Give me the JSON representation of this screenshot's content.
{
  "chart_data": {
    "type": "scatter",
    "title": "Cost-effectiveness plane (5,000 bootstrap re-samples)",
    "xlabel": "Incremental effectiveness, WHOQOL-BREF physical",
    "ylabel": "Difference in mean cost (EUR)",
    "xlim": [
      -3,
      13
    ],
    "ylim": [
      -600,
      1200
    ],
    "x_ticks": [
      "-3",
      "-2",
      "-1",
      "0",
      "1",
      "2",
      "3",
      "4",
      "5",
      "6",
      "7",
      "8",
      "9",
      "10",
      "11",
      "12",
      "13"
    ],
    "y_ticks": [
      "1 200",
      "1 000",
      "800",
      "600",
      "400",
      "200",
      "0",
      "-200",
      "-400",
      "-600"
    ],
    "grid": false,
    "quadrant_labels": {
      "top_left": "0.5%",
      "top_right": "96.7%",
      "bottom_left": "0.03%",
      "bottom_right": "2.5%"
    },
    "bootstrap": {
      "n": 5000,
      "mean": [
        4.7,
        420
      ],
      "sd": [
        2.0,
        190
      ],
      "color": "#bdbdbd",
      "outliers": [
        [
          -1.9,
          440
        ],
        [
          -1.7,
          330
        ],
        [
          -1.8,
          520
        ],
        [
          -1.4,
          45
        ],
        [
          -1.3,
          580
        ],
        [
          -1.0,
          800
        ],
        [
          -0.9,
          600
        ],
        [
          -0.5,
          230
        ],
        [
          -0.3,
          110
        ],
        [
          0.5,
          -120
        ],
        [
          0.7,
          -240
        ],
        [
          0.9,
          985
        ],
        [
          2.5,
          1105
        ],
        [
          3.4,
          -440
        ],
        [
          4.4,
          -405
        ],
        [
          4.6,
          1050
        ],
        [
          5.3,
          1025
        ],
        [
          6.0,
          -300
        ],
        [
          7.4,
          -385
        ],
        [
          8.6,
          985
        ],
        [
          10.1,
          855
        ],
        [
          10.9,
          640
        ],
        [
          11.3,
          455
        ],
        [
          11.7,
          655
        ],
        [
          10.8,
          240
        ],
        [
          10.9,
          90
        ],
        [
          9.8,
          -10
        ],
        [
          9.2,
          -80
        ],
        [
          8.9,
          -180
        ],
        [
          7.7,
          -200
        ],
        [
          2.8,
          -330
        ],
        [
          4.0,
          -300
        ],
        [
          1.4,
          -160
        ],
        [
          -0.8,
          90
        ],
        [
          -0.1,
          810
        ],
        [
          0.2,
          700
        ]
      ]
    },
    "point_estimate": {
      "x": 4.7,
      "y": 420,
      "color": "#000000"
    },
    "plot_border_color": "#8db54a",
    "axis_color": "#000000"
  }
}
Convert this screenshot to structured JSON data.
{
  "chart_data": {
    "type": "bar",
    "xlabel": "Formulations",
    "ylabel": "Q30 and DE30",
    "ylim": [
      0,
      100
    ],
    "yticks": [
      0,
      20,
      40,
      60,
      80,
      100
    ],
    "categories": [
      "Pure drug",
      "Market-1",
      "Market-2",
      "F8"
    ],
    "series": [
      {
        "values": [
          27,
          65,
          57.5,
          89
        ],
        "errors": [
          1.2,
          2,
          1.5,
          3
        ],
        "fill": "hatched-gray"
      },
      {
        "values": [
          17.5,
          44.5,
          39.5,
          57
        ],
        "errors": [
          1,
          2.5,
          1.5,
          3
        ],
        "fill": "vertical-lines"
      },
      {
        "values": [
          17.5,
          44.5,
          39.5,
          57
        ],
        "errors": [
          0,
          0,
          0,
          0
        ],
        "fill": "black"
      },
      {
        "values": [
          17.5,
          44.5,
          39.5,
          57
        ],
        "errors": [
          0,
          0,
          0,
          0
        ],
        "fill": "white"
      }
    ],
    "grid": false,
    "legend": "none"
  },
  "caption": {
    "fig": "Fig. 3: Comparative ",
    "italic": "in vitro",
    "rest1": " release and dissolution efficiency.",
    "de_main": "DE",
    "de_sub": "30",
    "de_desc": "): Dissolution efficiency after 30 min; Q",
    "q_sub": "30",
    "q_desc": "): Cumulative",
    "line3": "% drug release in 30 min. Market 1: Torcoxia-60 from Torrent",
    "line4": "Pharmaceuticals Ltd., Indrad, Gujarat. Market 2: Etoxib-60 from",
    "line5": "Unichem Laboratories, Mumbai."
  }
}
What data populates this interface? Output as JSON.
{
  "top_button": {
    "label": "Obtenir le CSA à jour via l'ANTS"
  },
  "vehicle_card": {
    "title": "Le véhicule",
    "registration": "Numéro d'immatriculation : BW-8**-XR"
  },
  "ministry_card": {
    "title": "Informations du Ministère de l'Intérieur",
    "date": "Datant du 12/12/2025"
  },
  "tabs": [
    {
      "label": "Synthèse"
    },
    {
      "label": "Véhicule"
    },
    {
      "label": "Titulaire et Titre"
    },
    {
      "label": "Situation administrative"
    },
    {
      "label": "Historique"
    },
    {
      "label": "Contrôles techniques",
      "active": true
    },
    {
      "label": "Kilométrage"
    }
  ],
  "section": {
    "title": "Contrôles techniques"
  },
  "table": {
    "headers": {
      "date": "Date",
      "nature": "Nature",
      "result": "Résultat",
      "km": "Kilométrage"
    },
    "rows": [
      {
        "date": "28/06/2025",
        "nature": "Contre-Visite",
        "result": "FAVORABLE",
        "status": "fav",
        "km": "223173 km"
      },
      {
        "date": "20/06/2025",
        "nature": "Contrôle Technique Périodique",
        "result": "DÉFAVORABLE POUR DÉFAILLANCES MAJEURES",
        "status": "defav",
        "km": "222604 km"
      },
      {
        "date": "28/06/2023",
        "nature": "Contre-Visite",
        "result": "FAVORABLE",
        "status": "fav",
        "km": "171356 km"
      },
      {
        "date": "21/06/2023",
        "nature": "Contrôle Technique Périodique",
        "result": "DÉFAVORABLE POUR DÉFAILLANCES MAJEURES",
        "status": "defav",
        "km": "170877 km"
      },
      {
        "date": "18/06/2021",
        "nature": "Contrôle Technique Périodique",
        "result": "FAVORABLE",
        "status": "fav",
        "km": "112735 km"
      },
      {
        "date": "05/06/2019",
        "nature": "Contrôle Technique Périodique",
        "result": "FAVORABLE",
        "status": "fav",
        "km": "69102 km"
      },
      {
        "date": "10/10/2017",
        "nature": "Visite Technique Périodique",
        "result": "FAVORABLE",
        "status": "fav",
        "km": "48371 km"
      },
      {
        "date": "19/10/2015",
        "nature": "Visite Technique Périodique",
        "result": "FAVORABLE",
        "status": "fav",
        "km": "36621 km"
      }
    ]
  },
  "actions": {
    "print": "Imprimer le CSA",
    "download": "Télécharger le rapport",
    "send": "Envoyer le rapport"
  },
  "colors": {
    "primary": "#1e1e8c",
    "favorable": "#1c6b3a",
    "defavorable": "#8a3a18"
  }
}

::::::::

Transcribe the data above in full, exactly.

Give me the JSON representation of this screenshot's content.
{
  "chart_data": {
    "type": "scatter",
    "title": "Cost-effectiveness plane (5,000 bootstrap re-samples)",
    "xlabel": "Incremental effectiveness, WHOQOL-BREF physical",
    "ylabel": "Difference in mean cost (EUR)",
    "xlim": [
      -3,
      13
    ],
    "ylim": [
      -600,
      1200
    ],
    "x_ticks": [
      "-3",
      "-2",
      "-1",
      "0",
      "1",
      "2",
      "3",
      "4",
      "5",
      "6",
      "7",
      "8",
      "9",
      "10",
      "11",
      "12",
      "13"
    ],
    "y_ticks": [
      "1 200",
      "1 000",
      "800",
      "600",
      "400",
      "200",
      "0",
      "-200",
      "-400",
      "-600"
    ],
    "grid": false,
    "quadrant_labels": {
      "top_left": "0.5%",
      "top_right": "96.7%",
      "bottom_left": "0.03%",
      "bottom_right": "2.5%"
    },
    "bootstrap": {
      "n": 5000,
      "mean": [
        4.7,
        420
      ],
      "sd": [
        2.0,
        190
      ],
      "color": "#bdbdbd",
      "outliers": [
        [
          -1.9,
          440
        ],
        [
          -1.7,
          330
        ],
        [
          -1.8,
          520
        ],
        [
          -1.4,
          45
        ],
        [
          -1.3,
          580
        ],
        [
          -1.0,
          800
        ],
        [
          -0.9,
          600
        ],
        [
          -0.5,
          230
        ],
        [
          -0.3,
          110
        ],
        [
          0.5,
          -120
        ],
        [
          0.7,
          -240
        ],
        [
          0.9,
          985
        ],
        [
          2.5,
          1105
        ],
        [
          3.4,
          -440
        ],
        [
          4.4,
          -405
        ],
        [
          4.6,
          1050
        ],
        [
          5.3,
          1025
        ],
        [
          6.0,
          -300
        ],
        [
          7.4,
          -385
        ],
        [
          8.6,
          985
        ],
        [
          10.1,
          855
        ],
        [
          10.9,
          640
        ],
        [
          11.3,
          455
        ],
        [
          11.7,
          655
        ],
        [
          10.8,
          240
        ],
        [
          10.9,
          90
        ],
        [
          9.8,
          -10
        ],
        [
          9.2,
          -80
        ],
        [
          8.9,
          -180
        ],
        [
          7.7,
          -200
        ],
        [
          2.8,
          -330
        ],
        [
          4.0,
          -300
        ],
        [
          1.4,
          -160
        ],
        [
          -0.8,
          90
        ],
        [
          -0.1,
          810
        ],
        [
          0.2,
          700
        ]
      ]
    },
    "point_estimate": {
      "x": 4.7,
      "y": 420,
      "color": "#000000"
    },
    "plot_border_color": "#8db54a",
    "axis_color": "#000000"
  }
}
Convert this screenshot to structured JSON data.
{
  "chart_data": {
    "type": "bar",
    "xlabel": "Formulations",
    "ylabel": "Q30 and DE30",
    "ylim": [
      0,
      100
    ],
    "yticks": [
      0,
      20,
      40,
      60,
      80,
      100
    ],
    "categories": [
      "Pure drug",
      "Market-1",
      "Market-2",
      "F8"
    ],
    "series": [
      {
        "values": [
          27,
          65,
          57.5,
          89
        ],
        "errors": [
          1.2,
          2,
          1.5,
          3
        ],
        "fill": "hatched-gray"
      },
      {
        "values": [
          17.5,
          44.5,
          39.5,
          57
        ],
        "errors": [
          1,
          2.5,
          1.5,
          3
        ],
        "fill": "vertical-lines"
      },
      {
        "values": [
          17.5,
          44.5,
          39.5,
          57
        ],
        "errors": [
          0,
          0,
          0,
          0
        ],
        "fill": "black"
      },
      {
        "values": [
          17.5,
          44.5,
          39.5,
          57
        ],
        "errors": [
          0,
          0,
          0,
          0
        ],
        "fill": "white"
      }
    ],
    "grid": false,
    "legend": "none"
  },
  "caption": {
    "fig": "Fig. 3: Comparative ",
    "italic": "in vitro",
    "rest1": " release and dissolution efficiency.",
    "de_main": "DE",
    "de_sub": "30",
    "de_desc": "): Dissolution efficiency after 30 min; Q",
    "q_sub": "30",
    "q_desc": "): Cumulative",
    "line3": "% drug release in 30 min. Market 1: Torcoxia-60 from Torrent",
    "line4": "Pharmaceuticals Ltd., Indrad, Gujarat. Market 2: Etoxib-60 from",
    "line5": "Unichem Laboratories, Mumbai."
  }
}
What data populates this interface? Output as JSON.
{
  "top_button": {
    "label": "Obtenir le CSA à jour via l'ANTS"
  },
  "vehicle_card": {
    "title": "Le véhicule",
    "registration": "Numéro d'immatriculation : BW-8**-XR"
  },
  "ministry_card": {
    "title": "Informations du Ministère de l'Intérieur",
    "date": "Datant du 12/12/2025"
  },
  "tabs": [
    {
      "label": "Synthèse"
    },
    {
      "label": "Véhicule"
    },
    {
      "label": "Titulaire et Titre"
    },
    {
      "label": "Situation administrative"
    },
    {
      "label": "Historique"
    },
    {
      "label": "Contrôles techniques",
      "active": true
    },
    {
      "label": "Kilométrage"
    }
  ],
  "section": {
    "title": "Contrôles techniques"
  },
  "table": {
    "headers": {
      "date": "Date",
      "nature": "Nature",
      "result": "Résultat",
      "km": "Kilométrage"
    },
    "rows": [
      {
        "date": "28/06/2025",
        "nature": "Contre-Visite",
        "result": "FAVORABLE",
        "status": "fav",
        "km": "223173 km"
      },
      {
        "date": "20/06/2025",
        "nature": "Contrôle Technique Périodique",
        "result": "DÉFAVORABLE POUR DÉFAILLANCES MAJEURES",
        "status": "defav",
        "km": "222604 km"
      },
      {
        "date": "28/06/2023",
        "nature": "Contre-Visite",
        "result": "FAVORABLE",
        "status": "fav",
        "km": "171356 km"
      },
      {
        "date": "21/06/2023",
        "nature": "Contrôle Technique Périodique",
        "result": "DÉFAVORABLE POUR DÉFAILLANCES MAJEURES",
        "status": "defav",
        "km": "170877 km"
      },
      {
        "date": "18/06/2021",
        "nature": "Contrôle Technique Périodique",
        "result": "FAVORABLE",
        "status": "fav",
        "km": "112735 km"
      },
      {
        "date": "05/06/2019",
        "nature": "Contrôle Technique Périodique",
        "result": "FAVORABLE",
        "status": "fav",
        "km": "69102 km"
      },
      {
        "date": "10/10/2017",
        "nature": "Visite Technique Périodique",
        "result": "FAVORABLE",
        "status": "fav",
        "km": "48371 km"
      },
      {
        "date": "19/10/2015",
        "nature": "Visite Technique Périodique",
        "result": "FAVORABLE",
        "status": "fav",
        "km": "36621 km"
      }
    ]
  },
  "actions": {
    "print": "Imprimer le CSA",
    "download": "Télécharger le rapport",
    "send": "Envoyer le rapport"
  },
  "colors": {
    "primary": "#1e1e8c",
    "favorable": "#1c6b3a",
    "defavorable": "#8a3a18"
  }
}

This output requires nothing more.